Your task is to transcribe all of the data below exactly, omitting the images.

LISTED ENTRIES:
+===+

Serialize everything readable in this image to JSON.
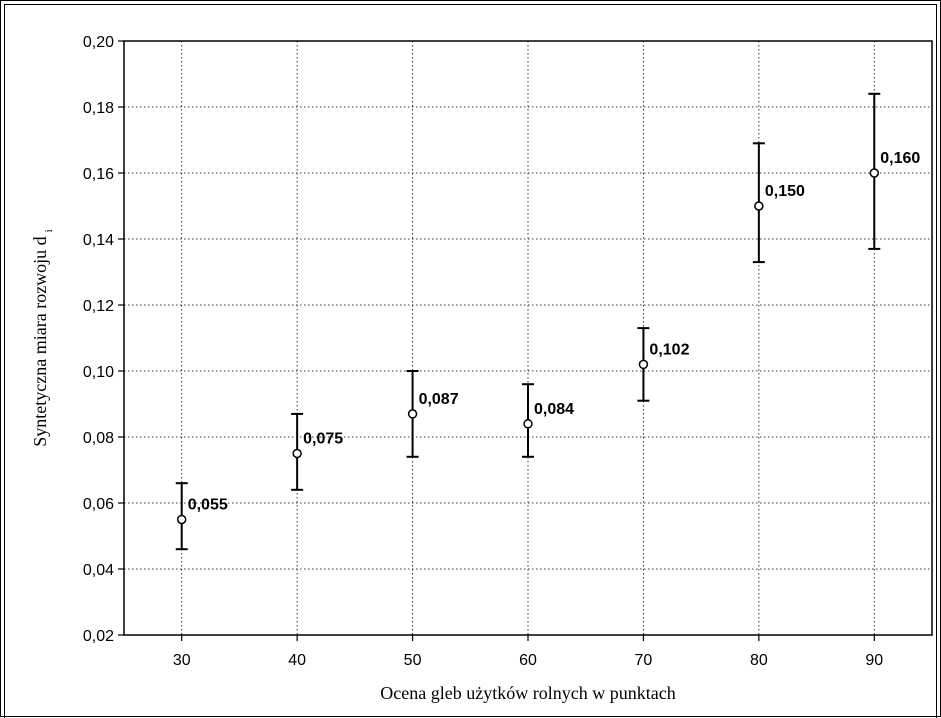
{
  "chart_data": {
    "type": "scatter",
    "title": "",
    "xlabel": "Ocena gleb użytków rolnych  w punktach",
    "ylabel_main": "Syntetyczna miara rozwoju d",
    "ylabel_sub": "i",
    "x": [
      30,
      40,
      50,
      60,
      70,
      80,
      90
    ],
    "y": [
      0.055,
      0.075,
      0.087,
      0.084,
      0.102,
      0.15,
      0.16
    ],
    "y_low": [
      0.046,
      0.064,
      0.074,
      0.074,
      0.091,
      0.133,
      0.137
    ],
    "y_high": [
      0.066,
      0.087,
      0.1,
      0.096,
      0.113,
      0.169,
      0.184
    ],
    "data_labels": [
      "0,055",
      "0,075",
      "0,087",
      "0,084",
      "0,102",
      "0,150",
      "0,160"
    ],
    "xlim": [
      25,
      95
    ],
    "ylim": [
      0.02,
      0.2
    ],
    "x_ticks": [
      30,
      40,
      50,
      60,
      70,
      80,
      90
    ],
    "x_tick_labels": [
      "30",
      "40",
      "50",
      "60",
      "70",
      "80",
      "90"
    ],
    "y_ticks": [
      0.02,
      0.04,
      0.06,
      0.08,
      0.1,
      0.12,
      0.14,
      0.16,
      0.18,
      0.2
    ],
    "y_tick_labels": [
      "0,02",
      "0,04",
      "0,06",
      "0,08",
      "0,10",
      "0,12",
      "0,14",
      "0,16",
      "0,18",
      "0,20"
    ],
    "grid": true,
    "legend": "none"
  }
}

+===+

PROBLEM SOLUTION:
Serialize everything readable in this image to JSON.
{
  "chart_data": {
    "type": "scatter",
    "title": "",
    "xlabel": "Ocena gleb użytków rolnych  w punktach",
    "ylabel_main": "Syntetyczna miara rozwoju d",
    "ylabel_sub": "i",
    "x": [
      30,
      40,
      50,
      60,
      70,
      80,
      90
    ],
    "y": [
      0.055,
      0.075,
      0.087,
      0.084,
      0.102,
      0.15,
      0.16
    ],
    "y_low": [
      0.046,
      0.064,
      0.074,
      0.074,
      0.091,
      0.133,
      0.137
    ],
    "y_high": [
      0.066,
      0.087,
      0.1,
      0.096,
      0.113,
      0.169,
      0.184
    ],
    "data_labels": [
      "0,055",
      "0,075",
      "0,087",
      "0,084",
      "0,102",
      "0,150",
      "0,160"
    ],
    "xlim": [
      25,
      95
    ],
    "ylim": [
      0.02,
      0.2
    ],
    "x_ticks": [
      30,
      40,
      50,
      60,
      70,
      80,
      90
    ],
    "x_tick_labels": [
      "30",
      "40",
      "50",
      "60",
      "70",
      "80",
      "90"
    ],
    "y_ticks": [
      0.02,
      0.04,
      0.06,
      0.08,
      0.1,
      0.12,
      0.14,
      0.16,
      0.18,
      0.2
    ],
    "y_tick_labels": [
      "0,02",
      "0,04",
      "0,06",
      "0,08",
      "0,10",
      "0,12",
      "0,14",
      "0,16",
      "0,18",
      "0,20"
    ],
    "grid": true,
    "legend": "none"
  }
}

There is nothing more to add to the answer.